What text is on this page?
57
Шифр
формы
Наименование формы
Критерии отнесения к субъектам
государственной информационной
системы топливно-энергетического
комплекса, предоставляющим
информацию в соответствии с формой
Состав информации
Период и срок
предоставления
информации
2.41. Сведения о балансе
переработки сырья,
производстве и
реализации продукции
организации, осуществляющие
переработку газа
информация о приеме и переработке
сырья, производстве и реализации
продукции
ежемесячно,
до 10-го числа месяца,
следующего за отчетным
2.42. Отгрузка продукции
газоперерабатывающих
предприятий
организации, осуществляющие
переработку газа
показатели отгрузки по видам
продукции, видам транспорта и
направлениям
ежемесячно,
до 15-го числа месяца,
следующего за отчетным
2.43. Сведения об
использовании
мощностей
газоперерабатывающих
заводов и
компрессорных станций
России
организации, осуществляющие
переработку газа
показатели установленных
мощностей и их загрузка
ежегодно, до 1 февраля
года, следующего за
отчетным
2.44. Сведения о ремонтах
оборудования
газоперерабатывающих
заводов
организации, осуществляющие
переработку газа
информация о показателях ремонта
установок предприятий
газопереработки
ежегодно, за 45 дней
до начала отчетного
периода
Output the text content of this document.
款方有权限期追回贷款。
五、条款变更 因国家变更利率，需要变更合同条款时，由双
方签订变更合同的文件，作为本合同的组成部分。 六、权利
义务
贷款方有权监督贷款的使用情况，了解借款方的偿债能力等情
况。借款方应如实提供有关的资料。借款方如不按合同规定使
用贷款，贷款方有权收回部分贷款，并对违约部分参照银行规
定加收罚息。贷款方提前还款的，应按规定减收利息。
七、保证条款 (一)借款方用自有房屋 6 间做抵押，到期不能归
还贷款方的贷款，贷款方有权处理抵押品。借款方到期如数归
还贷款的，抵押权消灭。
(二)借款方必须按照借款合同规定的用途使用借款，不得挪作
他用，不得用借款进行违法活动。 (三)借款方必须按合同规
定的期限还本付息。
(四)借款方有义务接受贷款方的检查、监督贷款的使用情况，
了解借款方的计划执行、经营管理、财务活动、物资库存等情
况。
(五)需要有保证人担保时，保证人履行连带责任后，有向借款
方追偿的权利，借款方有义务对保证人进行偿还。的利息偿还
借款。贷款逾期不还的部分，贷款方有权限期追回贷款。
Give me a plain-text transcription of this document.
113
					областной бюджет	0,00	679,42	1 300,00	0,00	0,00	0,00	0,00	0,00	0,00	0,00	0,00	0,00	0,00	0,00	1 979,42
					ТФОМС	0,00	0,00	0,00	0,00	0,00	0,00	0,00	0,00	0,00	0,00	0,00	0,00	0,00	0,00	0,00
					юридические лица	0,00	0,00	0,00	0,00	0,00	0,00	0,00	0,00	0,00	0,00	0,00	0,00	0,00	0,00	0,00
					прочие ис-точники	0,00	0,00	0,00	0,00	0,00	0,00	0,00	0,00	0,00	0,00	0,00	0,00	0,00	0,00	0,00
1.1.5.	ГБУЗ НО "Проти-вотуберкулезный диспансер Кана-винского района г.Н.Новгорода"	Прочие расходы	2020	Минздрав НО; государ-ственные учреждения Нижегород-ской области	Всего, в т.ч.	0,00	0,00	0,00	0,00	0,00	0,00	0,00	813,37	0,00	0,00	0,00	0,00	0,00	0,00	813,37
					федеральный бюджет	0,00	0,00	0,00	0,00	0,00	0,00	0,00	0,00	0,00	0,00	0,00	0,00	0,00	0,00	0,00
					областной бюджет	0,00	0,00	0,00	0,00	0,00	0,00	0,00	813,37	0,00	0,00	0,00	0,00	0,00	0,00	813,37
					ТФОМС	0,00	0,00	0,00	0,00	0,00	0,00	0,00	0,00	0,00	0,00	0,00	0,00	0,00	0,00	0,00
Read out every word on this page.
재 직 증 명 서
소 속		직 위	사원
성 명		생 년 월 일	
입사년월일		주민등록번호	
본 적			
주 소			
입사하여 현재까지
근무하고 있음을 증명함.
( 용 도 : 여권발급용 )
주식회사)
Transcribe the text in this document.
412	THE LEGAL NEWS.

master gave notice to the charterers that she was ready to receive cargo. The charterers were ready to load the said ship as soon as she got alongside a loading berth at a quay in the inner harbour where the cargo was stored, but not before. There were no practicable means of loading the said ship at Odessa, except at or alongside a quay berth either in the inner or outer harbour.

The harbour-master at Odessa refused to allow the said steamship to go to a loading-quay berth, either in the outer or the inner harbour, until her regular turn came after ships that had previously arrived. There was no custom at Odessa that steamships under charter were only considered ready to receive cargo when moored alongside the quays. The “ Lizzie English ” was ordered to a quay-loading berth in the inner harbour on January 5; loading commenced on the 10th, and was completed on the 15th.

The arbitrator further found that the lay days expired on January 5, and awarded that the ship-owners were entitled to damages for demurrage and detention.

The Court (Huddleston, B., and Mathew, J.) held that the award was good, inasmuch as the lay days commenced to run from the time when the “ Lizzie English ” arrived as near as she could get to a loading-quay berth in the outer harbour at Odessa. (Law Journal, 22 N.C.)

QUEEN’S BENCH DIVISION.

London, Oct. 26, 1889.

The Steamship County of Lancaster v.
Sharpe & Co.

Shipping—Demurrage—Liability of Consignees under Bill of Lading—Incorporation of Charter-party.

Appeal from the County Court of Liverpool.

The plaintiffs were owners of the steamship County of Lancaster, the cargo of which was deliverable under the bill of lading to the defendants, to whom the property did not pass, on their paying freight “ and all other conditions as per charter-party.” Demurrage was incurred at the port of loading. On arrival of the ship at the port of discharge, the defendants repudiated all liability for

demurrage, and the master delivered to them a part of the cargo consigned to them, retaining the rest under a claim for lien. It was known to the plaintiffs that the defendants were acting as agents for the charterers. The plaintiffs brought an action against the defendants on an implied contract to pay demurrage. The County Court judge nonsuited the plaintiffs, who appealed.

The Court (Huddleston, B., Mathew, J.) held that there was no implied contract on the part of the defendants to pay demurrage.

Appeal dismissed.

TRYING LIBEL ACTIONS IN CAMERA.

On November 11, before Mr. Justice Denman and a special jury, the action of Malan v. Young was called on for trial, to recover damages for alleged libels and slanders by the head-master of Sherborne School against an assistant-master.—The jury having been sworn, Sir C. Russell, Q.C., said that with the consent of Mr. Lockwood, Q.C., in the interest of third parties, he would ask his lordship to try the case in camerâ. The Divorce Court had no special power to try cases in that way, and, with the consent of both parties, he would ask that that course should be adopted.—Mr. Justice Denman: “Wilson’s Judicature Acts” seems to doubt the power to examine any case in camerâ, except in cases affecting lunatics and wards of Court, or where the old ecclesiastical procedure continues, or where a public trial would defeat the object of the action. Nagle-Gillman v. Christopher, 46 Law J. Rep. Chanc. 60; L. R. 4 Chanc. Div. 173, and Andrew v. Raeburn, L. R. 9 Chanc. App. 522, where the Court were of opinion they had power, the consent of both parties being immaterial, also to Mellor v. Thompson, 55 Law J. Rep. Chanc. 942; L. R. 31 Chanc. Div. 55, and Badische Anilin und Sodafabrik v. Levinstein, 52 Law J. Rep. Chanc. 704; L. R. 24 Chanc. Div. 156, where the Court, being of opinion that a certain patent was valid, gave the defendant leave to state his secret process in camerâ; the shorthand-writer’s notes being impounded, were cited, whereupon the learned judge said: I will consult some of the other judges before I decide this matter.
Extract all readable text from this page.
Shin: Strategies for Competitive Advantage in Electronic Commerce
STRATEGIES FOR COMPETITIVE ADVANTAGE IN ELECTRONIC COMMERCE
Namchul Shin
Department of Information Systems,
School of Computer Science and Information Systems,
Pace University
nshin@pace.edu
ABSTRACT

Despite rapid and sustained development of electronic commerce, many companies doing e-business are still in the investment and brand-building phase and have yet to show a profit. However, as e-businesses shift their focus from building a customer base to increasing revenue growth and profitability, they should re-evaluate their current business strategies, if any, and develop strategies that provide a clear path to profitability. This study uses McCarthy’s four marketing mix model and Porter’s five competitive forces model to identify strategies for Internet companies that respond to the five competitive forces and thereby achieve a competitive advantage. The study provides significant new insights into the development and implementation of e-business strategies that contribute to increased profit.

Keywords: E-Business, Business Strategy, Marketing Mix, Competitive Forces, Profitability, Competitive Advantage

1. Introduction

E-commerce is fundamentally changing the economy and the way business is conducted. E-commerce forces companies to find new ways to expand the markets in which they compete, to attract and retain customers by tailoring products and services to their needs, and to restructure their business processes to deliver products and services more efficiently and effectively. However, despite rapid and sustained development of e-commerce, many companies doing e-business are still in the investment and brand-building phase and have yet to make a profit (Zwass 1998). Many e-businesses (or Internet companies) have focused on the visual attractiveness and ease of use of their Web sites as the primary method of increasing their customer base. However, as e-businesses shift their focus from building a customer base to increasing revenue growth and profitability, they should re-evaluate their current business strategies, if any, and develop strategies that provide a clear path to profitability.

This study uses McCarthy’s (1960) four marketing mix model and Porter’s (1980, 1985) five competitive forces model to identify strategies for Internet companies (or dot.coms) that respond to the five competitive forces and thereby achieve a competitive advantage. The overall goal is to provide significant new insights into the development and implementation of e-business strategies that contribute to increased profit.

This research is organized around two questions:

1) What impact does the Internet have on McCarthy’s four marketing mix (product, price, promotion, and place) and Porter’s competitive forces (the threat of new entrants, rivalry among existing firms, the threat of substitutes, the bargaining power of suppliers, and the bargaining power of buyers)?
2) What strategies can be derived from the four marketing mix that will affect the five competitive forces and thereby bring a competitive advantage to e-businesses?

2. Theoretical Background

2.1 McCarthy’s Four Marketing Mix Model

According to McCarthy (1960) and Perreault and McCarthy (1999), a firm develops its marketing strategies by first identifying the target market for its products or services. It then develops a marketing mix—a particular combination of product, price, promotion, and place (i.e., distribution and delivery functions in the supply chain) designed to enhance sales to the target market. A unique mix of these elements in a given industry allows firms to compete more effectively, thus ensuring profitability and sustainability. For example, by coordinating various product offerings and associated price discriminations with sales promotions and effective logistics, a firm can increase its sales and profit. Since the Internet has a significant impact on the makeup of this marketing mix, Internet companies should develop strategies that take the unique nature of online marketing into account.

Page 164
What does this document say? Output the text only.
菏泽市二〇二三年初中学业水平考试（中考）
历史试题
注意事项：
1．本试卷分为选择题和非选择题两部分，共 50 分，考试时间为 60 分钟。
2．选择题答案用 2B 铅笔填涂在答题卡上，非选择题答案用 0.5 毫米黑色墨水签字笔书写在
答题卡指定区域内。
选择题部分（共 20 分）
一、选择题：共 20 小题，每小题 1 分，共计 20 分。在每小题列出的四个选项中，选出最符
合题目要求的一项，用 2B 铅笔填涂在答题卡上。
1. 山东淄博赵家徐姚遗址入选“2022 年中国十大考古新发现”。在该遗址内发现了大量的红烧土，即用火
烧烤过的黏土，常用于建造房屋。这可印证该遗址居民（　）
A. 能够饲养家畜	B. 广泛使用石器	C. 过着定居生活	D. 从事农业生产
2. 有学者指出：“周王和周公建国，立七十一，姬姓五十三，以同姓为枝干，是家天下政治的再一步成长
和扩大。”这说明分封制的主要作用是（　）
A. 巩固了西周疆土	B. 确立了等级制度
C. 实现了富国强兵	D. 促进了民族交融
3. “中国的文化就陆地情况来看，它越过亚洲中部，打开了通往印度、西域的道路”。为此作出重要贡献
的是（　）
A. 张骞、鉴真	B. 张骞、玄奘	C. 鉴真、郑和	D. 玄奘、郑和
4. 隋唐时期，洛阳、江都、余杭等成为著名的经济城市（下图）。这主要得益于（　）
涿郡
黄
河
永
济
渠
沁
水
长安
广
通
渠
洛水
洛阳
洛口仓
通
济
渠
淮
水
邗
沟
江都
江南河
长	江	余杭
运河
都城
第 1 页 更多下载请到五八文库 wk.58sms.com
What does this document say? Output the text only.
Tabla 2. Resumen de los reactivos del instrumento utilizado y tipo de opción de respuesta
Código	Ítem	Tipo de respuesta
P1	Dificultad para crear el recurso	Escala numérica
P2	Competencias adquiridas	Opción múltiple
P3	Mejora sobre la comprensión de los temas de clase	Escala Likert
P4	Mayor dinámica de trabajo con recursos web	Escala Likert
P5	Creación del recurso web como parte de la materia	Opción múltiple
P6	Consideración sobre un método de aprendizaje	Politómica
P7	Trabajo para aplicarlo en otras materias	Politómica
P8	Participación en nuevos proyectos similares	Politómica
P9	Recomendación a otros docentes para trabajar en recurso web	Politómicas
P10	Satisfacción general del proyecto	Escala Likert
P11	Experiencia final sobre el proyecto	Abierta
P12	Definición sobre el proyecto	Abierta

☆ ☆ ☆

- SHORT EXERCISE -
Within the listing above, find every line containing the string "sobre" and return it.

- TASK SOLUTION -
P3	Mejora sobre la comprensión de los temas de clase	Escala Likert
P6	Consideración sobre un método de aprendizaje	Politómica
P11	Experiencia final sobre el proyecto	Abierta
P12	Definición sobre el proyecto	Abierta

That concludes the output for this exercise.